## JOB
Search the material below for the string "приостановления" and extract each line that has it.
=-=-=
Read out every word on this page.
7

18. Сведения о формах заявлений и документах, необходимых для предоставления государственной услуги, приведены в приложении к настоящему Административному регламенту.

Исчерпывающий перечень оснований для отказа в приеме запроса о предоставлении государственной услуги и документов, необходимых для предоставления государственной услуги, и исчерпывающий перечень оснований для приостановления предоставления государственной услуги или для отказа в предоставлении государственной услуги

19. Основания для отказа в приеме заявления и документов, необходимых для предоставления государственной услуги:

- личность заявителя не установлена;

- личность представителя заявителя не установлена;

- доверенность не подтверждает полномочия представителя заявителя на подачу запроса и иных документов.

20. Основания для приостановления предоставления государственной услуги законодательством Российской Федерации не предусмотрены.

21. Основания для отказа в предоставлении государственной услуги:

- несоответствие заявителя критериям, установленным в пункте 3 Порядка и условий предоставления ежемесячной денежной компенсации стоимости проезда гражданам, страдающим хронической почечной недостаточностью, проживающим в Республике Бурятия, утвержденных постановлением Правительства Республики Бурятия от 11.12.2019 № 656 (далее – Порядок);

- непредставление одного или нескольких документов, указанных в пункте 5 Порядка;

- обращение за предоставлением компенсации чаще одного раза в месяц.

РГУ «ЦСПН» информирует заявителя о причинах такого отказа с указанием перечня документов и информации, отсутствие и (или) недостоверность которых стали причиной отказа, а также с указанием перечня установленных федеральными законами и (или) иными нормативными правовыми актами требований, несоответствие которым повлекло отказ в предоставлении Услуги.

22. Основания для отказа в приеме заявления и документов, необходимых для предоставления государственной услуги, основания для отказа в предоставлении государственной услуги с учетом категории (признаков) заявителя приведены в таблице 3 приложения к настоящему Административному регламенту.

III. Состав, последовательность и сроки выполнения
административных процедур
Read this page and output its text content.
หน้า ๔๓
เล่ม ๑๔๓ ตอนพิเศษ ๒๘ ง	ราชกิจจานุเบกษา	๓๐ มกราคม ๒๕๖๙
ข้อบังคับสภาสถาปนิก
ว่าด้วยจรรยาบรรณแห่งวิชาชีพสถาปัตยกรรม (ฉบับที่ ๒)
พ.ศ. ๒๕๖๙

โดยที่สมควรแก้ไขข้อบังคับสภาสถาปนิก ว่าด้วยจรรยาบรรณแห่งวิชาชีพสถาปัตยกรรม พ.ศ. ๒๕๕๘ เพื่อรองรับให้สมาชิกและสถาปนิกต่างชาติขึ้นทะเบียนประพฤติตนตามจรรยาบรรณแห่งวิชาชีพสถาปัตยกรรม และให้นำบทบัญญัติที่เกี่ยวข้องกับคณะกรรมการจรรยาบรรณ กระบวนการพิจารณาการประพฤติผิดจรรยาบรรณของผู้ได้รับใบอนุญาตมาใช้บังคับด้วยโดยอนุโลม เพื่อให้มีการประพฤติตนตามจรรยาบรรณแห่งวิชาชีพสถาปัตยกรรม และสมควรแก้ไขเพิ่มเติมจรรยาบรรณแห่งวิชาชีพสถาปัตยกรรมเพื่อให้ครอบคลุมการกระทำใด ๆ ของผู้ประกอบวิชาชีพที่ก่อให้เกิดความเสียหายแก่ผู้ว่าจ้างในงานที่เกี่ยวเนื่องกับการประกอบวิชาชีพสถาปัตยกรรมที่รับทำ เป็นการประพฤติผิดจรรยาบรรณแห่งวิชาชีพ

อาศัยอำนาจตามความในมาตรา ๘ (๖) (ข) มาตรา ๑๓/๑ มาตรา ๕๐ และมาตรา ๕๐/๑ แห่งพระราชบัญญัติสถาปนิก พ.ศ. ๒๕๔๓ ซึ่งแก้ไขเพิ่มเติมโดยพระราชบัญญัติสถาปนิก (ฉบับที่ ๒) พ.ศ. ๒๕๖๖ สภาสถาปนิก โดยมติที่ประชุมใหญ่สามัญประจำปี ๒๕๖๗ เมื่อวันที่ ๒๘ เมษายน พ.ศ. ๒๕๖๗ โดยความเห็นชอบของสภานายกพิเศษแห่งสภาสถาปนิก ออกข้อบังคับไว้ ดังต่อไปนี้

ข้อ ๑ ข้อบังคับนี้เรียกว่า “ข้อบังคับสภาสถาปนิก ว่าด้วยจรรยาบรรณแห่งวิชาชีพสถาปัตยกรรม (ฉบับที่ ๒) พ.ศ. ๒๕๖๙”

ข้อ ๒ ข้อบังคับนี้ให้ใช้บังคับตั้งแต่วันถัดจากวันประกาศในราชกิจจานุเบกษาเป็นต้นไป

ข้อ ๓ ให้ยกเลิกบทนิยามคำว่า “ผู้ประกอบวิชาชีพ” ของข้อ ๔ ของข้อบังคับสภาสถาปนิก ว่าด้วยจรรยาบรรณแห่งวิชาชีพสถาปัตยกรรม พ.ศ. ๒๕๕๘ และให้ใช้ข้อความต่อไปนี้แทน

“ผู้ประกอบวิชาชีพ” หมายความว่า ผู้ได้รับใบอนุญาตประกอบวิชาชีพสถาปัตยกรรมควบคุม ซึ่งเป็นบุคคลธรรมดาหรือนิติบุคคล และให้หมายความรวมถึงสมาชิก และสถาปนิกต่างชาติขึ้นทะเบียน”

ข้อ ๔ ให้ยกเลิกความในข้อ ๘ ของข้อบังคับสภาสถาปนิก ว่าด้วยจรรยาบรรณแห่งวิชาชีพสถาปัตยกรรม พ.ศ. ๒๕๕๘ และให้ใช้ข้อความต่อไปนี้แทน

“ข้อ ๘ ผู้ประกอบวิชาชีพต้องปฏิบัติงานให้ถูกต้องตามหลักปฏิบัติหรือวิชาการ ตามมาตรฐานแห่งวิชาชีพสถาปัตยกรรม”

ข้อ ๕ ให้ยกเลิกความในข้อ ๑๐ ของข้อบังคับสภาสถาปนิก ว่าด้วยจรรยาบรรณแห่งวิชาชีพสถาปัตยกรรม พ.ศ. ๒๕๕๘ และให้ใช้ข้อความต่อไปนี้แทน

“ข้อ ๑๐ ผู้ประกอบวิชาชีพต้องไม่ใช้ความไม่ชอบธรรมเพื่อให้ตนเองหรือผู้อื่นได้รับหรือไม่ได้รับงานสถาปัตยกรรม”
=-=-=
## RESPONSE TO THIS TASK
Исчерпывающий перечень оснований для отказа в приеме запроса о предоставлении государственной услуги и документов, необходимых для предоставления государственной услуги, и исчерпывающий перечень оснований для приостановления предоставления государственной услуги или для отказа в предоставлении государственной услуги
20. Основания для приостановления предоставления государственной услуги законодательством Российской Федерации не предусмотрены.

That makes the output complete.